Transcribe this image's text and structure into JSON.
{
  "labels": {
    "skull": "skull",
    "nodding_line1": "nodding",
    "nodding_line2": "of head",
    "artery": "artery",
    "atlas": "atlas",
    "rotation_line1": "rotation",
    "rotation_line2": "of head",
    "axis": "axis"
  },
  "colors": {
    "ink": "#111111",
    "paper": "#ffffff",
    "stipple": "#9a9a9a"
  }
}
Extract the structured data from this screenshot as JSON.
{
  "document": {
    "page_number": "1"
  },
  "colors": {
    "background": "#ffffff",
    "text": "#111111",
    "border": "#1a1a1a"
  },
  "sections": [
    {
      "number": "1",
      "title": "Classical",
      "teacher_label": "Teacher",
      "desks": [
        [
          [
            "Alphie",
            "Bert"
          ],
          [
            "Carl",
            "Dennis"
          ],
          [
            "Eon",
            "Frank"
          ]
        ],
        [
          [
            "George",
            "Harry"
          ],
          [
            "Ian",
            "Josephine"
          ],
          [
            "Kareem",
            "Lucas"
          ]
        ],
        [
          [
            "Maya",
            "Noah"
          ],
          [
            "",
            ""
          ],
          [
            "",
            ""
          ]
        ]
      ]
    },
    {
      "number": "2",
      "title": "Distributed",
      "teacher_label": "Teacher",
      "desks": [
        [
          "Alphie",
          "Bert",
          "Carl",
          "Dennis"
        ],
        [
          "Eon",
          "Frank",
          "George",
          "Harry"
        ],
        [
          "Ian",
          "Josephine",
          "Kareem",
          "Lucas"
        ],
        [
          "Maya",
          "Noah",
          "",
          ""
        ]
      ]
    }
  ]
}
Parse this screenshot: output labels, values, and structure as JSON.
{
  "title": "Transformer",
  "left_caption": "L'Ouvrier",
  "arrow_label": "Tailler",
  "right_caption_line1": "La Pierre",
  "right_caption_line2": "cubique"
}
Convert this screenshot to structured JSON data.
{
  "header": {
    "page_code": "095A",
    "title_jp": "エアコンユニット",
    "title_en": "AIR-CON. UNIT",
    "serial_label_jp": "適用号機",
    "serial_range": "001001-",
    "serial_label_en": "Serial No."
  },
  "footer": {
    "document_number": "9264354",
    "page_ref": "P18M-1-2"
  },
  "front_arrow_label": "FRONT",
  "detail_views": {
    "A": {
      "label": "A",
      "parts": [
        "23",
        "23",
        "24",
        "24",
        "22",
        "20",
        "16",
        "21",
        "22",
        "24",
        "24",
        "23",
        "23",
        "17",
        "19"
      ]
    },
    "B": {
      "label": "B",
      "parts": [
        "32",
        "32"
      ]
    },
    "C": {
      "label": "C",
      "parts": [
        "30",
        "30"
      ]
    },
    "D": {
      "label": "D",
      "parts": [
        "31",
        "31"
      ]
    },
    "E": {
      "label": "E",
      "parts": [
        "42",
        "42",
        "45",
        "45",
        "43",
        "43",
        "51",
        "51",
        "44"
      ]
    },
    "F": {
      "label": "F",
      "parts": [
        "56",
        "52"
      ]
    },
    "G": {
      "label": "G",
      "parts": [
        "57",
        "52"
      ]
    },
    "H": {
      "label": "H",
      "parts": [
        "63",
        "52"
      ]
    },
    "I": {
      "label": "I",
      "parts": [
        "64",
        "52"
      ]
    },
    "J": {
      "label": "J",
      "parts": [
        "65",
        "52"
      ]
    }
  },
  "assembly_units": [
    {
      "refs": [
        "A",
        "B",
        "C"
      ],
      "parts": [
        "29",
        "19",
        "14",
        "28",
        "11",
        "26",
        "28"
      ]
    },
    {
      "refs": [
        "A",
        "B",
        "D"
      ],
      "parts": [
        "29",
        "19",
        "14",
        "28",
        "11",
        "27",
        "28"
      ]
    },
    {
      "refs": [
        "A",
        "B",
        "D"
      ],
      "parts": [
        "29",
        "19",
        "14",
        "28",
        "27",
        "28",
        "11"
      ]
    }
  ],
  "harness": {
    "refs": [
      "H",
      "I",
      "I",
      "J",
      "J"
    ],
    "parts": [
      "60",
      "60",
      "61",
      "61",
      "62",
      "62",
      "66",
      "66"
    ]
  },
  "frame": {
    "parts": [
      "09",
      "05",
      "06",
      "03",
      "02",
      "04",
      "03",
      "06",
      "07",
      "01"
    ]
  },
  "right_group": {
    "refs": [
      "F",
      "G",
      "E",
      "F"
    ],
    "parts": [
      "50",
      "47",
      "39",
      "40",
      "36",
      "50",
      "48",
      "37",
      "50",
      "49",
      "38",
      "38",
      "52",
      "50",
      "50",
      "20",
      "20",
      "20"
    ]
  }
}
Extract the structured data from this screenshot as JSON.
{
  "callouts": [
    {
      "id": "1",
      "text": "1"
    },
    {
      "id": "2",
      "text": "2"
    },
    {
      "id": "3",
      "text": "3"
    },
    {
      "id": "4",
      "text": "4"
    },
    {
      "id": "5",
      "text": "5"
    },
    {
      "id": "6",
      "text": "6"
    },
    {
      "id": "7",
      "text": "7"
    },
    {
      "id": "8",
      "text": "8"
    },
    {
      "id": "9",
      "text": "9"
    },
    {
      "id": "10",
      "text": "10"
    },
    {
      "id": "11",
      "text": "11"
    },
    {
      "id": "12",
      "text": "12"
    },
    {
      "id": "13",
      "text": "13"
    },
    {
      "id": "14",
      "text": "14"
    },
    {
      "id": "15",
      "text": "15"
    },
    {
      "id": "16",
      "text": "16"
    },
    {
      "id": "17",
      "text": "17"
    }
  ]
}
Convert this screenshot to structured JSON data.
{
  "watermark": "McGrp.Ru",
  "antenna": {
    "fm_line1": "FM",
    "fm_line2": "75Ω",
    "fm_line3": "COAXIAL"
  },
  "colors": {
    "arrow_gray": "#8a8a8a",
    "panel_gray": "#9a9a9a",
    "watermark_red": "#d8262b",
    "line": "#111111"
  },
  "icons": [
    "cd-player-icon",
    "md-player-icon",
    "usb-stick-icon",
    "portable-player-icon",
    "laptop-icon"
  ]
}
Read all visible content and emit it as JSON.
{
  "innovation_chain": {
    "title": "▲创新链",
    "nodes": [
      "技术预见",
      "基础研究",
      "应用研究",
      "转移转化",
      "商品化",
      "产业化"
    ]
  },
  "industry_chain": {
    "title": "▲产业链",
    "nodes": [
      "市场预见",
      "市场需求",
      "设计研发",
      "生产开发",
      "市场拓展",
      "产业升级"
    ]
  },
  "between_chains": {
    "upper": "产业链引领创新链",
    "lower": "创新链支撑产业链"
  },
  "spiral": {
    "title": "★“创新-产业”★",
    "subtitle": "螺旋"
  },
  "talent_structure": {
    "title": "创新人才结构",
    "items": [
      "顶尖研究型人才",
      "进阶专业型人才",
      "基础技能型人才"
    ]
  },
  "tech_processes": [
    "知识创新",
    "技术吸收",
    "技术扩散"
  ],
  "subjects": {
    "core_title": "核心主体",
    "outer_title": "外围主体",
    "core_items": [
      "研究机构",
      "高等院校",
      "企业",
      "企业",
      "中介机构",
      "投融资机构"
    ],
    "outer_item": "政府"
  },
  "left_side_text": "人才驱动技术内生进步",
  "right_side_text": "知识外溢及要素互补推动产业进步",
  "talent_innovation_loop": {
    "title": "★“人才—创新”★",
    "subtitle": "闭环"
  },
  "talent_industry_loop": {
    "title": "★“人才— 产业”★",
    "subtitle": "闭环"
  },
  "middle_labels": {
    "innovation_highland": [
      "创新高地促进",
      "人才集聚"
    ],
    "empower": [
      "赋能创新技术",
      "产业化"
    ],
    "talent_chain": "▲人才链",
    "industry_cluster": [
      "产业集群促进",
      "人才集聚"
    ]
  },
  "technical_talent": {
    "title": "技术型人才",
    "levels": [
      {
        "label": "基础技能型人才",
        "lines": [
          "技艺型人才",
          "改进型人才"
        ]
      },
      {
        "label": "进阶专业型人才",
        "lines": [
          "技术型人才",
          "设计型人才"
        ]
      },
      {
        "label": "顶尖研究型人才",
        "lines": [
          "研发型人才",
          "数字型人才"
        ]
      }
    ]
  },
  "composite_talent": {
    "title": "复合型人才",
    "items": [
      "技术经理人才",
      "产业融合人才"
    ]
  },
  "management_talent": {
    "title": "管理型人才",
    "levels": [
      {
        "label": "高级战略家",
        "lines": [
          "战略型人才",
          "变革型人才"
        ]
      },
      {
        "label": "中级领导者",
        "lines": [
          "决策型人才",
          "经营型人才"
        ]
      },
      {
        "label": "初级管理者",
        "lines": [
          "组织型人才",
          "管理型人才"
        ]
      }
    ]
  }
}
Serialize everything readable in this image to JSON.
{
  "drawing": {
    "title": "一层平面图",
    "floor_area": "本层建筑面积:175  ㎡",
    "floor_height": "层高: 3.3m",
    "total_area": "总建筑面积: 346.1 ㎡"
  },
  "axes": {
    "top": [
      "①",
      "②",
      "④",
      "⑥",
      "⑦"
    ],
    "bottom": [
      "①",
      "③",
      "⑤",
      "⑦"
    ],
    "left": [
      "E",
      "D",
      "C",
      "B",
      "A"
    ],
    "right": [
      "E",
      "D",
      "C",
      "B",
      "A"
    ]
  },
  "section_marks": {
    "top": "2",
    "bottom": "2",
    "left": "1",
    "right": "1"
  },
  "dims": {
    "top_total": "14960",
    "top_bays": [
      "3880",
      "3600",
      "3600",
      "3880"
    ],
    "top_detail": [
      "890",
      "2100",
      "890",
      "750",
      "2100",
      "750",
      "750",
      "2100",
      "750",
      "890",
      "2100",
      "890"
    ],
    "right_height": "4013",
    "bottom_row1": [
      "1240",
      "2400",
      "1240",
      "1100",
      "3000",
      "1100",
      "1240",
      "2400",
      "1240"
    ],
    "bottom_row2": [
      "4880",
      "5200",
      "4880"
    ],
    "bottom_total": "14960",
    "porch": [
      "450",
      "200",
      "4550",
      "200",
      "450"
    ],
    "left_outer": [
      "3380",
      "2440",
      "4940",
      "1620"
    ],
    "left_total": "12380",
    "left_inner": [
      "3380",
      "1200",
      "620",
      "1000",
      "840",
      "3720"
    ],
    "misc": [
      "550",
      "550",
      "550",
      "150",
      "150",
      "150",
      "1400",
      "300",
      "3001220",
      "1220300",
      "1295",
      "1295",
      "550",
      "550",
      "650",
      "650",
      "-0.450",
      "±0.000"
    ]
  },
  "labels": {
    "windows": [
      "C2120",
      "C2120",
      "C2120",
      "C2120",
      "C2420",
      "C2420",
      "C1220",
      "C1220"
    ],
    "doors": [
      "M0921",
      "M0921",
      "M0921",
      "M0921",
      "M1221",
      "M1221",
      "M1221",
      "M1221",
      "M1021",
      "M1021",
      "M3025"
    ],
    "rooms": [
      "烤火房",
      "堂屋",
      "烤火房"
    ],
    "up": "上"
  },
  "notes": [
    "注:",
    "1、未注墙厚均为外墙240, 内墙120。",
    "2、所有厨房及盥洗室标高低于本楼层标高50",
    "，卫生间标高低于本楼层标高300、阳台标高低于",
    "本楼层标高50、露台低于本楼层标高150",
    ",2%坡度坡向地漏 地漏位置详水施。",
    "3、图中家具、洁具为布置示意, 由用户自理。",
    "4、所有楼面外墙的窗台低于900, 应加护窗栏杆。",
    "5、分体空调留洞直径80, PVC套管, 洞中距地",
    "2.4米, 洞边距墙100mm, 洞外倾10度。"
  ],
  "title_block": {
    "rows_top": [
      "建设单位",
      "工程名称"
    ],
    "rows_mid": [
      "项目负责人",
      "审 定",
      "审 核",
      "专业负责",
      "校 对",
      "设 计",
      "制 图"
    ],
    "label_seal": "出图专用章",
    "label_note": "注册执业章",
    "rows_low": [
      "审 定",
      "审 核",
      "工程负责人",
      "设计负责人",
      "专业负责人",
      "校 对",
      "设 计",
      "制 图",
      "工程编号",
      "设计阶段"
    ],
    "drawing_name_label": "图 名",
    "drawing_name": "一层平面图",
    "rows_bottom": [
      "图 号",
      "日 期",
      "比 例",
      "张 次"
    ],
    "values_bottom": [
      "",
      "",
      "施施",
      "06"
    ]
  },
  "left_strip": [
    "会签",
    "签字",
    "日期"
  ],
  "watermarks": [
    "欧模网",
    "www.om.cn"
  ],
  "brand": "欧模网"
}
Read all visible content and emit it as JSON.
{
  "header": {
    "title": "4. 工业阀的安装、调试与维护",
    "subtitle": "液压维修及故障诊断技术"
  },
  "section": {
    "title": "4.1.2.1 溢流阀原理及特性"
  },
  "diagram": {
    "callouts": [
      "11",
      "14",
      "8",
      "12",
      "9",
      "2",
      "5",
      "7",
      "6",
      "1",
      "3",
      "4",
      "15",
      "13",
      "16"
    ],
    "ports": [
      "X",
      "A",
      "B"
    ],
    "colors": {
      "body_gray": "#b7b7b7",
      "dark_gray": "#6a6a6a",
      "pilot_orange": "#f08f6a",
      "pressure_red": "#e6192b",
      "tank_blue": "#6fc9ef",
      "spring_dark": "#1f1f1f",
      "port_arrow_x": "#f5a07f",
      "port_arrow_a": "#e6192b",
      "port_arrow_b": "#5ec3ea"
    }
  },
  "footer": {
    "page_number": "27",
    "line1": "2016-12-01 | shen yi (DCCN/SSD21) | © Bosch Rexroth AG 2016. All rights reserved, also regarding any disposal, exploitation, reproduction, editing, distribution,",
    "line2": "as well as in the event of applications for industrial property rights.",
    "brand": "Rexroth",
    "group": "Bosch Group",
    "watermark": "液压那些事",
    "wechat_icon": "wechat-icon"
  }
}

GIVEN TASK>
Search the preceding listing for "subtitle" and extract every line where it is found.

EXERCISE OUTPUT>
    "subtitle": "螺旋"
    "subtitle": "闭环"
    "subtitle": "闭环"
    "subtitle": "液压维修及故障诊断技术"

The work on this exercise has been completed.